PROMPT — Without including any pictures, copy each entry below exactly.

THE DATA —

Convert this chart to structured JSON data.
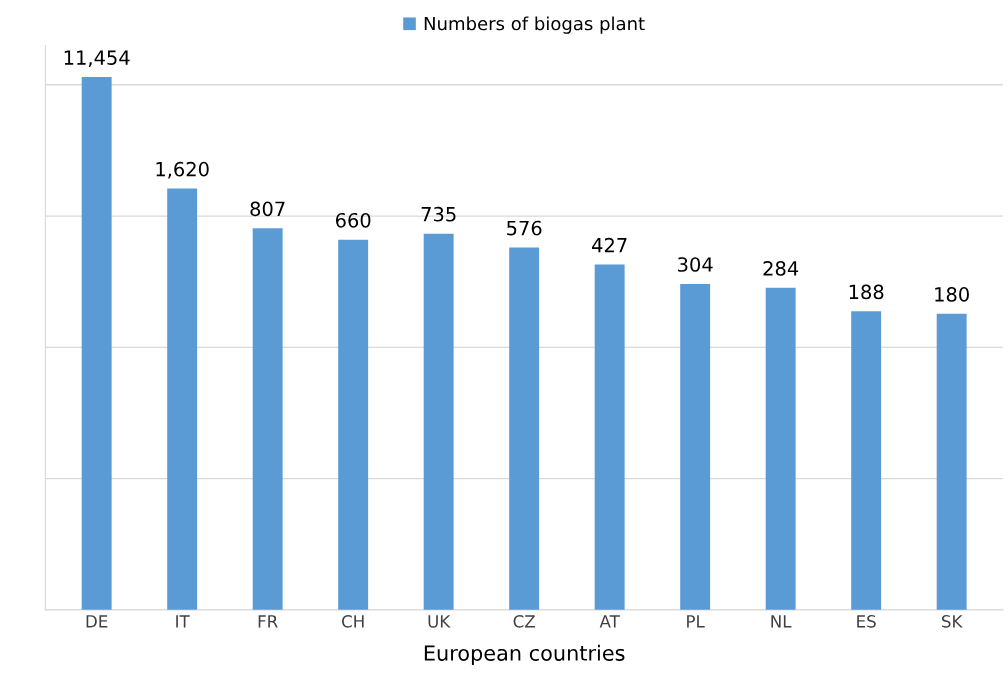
{
  "chart_data": {
    "type": "bar",
    "xlabel": "European countries",
    "categories": [
      "DE",
      "IT",
      "FR",
      "CH",
      "UK",
      "CZ",
      "AT",
      "PL",
      "NL",
      "ES",
      "SK"
    ],
    "series": [
      {
        "name": "Numbers of biogas plant",
        "color": "#5b9bd5",
        "values": [
          11454,
          1620,
          807,
          660,
          735,
          576,
          427,
          304,
          284,
          188,
          180
        ],
        "value_labels": [
          "11,454",
          "1,620",
          "807",
          "660",
          "735",
          "576",
          "427",
          "304",
          "284",
          "188",
          "180"
        ]
      }
    ],
    "log": true,
    "ylim": [
      1,
      20000
    ],
    "yticks": [
      {
        "value": 1,
        "label": null
      },
      {
        "value": 10,
        "label": null
      },
      {
        "value": 100,
        "label": null
      },
      {
        "value": 1000,
        "label": null
      },
      {
        "value": 10000,
        "label": null
      }
    ],
    "tick_labels": "x",
    "grid": "y",
    "legend": "top"
  }
}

OUTPUT FOR THIS TASK —
Convert this chart to structured JSON data.
{
  "chart_data": {
    "type": "bar",
    "xlabel": "European countries",
    "categories": [
      "DE",
      "IT",
      "FR",
      "CH",
      "UK",
      "CZ",
      "AT",
      "PL",
      "NL",
      "ES",
      "SK"
    ],
    "series": [
      {
        "name": "Numbers of biogas plant",
        "color": "#5b9bd5",
        "values": [
          11454,
          1620,
          807,
          660,
          735,
          576,
          427,
          304,
          284,
          188,
          180
        ],
        "value_labels": [
          "11,454",
          "1,620",
          "807",
          "660",
          "735",
          "576",
          "427",
          "304",
          "284",
          "188",
          "180"
        ]
      }
    ],
    "log": true,
    "ylim": [
      1,
      20000
    ],
    "yticks": [
      {
        "value": 1,
        "label": null
      },
      {
        "value": 10,
        "label": null
      },
      {
        "value": 100,
        "label": null
      },
      {
        "value": 1000,
        "label": null
      },
      {
        "value": 10000,
        "label": null
      }
    ],
    "tick_labels": "x",
    "grid": "y",
    "legend": "top"
  }
}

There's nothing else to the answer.